▶ [Provided information]

** start **

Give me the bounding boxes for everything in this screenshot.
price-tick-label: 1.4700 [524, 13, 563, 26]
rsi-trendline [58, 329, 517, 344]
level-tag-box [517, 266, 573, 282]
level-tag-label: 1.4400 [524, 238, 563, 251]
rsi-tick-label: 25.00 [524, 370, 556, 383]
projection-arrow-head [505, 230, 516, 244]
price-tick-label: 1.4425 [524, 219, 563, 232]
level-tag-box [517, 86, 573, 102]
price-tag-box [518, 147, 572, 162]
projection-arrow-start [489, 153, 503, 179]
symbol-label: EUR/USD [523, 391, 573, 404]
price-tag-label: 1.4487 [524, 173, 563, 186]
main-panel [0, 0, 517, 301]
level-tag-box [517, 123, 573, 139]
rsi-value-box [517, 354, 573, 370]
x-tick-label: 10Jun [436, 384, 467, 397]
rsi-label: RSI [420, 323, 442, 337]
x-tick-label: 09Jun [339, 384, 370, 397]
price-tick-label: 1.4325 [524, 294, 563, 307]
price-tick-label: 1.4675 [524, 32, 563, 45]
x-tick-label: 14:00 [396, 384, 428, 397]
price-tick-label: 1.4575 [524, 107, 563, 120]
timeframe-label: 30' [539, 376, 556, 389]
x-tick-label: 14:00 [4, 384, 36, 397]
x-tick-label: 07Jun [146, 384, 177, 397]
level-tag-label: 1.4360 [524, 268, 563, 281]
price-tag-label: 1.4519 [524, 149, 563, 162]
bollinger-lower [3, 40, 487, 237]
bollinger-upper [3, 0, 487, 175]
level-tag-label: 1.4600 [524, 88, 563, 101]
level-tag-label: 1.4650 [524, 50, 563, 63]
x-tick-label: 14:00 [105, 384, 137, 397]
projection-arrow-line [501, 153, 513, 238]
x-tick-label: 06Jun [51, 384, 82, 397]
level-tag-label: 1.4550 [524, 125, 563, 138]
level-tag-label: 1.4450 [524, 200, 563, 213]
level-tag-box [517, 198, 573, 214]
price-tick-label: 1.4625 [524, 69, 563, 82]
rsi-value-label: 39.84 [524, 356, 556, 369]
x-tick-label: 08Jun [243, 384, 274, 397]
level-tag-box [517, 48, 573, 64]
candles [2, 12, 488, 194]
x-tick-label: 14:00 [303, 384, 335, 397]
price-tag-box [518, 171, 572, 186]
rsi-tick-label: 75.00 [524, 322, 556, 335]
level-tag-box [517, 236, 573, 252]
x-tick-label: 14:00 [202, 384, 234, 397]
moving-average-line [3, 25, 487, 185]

** end **

▶ [Short exercise]
From the items above, pick out and copy every line that contains the string "bollinger".

▶ [Solution to this exercise]
bollinger-lower [3, 40, 487, 237]
bollinger-upper [3, 0, 487, 175]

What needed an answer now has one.